AGX Orin: CAN bus does not recover from BUS_OFF state

I know, there is a bunch of threads related to this one, but none of them seem to be solved, so I have to post it once again.

The problem:
If the CAN bus enters BUS OFF state, the transceiver remains in an unoperational state and reports
write: No buffer space available
Hardware: AGX Orin Dev Kit + SN65HVD1050D tranciever
Software: JetPack 5.1.2

How to replicate:
The easiest way to bring the bus into BUS OFF state is to shorten the two CAN wires to each other. I know, that is not very probable for software team, but the shortening is only used for tests.
We have experienced in our real products, that the bus could switch come to this state under certain conditions, that are hard to replicate, and it does not recover, so it is a problem for us.

When the MTT driver enters this state by whatever reason, and then the fault condition is removed, the driver returns to normal state (ERROR_ACTIVE). It can receive messages, but sending the messages is not possible anymore.

The full functionality of CAN is restored, if the kernel mttcan module is reloaded with rmmod and modprobe, but that is not a valid solution to use in real operations.

Solutions tried so far:

As I said, we do experience this issue in our real-life operations, where we have hundreds of robots running, so this a very hot topic for us.

Hi sergey25,

Do you mean short CAN-TX and CAN-RX? or CAN-H and CAN-L?

Dose this patch not work for your case?

Could you share the result of the following command on your board when you in this state?

$ ip -s -d link show can0

and… do you use ip link set command to re-configure CAN after you recover the “shorten two CAN wires”?
# # # # #
- TO DO:
A - Rewrite the CAN bus thread starting at "We have experienced" and ending at "in real operations.", swapping "messages" for "frames".
B - In the CAN bus thread, which JetPack version is the software?
The data after this comes from a separate source.

- DATASET EXTRACT:
# # # # #
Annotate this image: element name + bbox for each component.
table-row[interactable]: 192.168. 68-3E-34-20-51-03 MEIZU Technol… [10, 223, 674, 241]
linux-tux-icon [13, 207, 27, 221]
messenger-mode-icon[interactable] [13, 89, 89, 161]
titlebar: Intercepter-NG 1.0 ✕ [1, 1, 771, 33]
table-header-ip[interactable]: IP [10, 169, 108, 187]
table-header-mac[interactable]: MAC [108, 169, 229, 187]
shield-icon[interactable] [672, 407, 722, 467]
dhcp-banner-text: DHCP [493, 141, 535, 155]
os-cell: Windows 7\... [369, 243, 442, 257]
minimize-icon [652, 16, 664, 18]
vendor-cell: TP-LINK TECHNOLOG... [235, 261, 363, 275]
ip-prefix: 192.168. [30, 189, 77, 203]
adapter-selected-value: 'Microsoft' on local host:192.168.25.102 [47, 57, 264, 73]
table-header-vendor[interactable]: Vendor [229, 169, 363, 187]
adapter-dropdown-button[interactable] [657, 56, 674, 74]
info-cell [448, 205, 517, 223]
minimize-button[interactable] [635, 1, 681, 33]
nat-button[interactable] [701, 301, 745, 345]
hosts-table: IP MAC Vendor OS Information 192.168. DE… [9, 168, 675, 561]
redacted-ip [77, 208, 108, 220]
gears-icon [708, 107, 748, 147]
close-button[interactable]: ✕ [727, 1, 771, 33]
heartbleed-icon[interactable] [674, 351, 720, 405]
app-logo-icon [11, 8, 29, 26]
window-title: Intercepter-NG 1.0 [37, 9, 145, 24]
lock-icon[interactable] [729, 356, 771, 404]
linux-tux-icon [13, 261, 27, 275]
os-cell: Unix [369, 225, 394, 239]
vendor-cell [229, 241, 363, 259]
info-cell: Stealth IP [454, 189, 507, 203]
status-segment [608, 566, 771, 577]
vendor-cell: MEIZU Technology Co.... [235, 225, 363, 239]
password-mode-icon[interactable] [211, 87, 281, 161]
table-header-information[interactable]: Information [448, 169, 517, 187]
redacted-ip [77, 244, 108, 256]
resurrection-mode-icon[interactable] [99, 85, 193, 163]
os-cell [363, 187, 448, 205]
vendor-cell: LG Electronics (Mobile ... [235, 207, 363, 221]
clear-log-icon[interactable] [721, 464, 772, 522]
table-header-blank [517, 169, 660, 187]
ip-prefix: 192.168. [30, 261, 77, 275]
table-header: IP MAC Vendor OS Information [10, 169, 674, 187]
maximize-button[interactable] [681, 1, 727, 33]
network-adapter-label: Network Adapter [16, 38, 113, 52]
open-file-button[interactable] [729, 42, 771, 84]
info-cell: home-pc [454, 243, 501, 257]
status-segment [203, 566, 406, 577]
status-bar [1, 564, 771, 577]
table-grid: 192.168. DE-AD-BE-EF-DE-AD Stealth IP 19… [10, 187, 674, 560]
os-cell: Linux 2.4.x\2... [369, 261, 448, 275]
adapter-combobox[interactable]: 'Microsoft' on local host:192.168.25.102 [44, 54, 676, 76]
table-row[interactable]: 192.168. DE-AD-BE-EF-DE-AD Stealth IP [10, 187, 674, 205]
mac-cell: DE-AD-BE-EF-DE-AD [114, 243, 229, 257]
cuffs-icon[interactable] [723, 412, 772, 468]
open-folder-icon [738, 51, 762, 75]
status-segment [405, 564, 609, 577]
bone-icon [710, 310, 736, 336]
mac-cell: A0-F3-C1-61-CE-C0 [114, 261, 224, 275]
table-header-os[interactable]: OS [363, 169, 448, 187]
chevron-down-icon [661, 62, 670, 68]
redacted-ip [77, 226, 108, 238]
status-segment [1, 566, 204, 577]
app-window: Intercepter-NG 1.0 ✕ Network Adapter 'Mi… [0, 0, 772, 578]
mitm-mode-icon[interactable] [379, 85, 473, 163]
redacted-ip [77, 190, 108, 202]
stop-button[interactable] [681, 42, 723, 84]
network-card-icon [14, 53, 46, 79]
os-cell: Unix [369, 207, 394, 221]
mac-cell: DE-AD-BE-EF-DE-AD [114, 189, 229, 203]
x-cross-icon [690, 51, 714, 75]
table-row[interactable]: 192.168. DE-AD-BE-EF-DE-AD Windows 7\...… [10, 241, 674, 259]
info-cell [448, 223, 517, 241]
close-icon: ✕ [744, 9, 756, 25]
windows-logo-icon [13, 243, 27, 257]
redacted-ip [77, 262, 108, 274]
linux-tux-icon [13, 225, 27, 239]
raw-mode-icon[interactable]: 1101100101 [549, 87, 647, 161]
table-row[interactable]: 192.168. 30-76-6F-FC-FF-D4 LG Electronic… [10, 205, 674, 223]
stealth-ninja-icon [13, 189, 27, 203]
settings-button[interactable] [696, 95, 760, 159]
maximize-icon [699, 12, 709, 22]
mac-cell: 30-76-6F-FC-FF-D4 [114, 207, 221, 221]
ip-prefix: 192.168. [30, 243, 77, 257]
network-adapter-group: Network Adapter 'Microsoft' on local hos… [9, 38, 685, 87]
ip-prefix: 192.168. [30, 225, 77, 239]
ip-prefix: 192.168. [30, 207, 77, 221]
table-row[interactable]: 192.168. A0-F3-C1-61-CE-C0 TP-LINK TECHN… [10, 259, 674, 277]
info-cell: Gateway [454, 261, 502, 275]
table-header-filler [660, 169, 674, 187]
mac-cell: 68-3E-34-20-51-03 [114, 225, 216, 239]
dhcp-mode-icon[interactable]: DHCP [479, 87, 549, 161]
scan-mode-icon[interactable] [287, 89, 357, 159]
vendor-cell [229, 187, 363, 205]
# # # # #
- THE REPLIES:
A -
We have experienced in our real products, that the bus could switch come to this state under certain conditions, that are hard to replicate, and it does not recover, so it is a problem for us.

When the MTT driver enters this state by whatever reason, and then the fault condition is removed, the driver returns to normal state (ERROR_ACTIVE). It can receive frames, but sending the frames is not possible anymore.

The full functionality of CAN is restored, if the kernel mttcan module is reloaded with rmmod and modprobe, but that is not a valid solution to use in real operations.

B - JetPack 5.1.2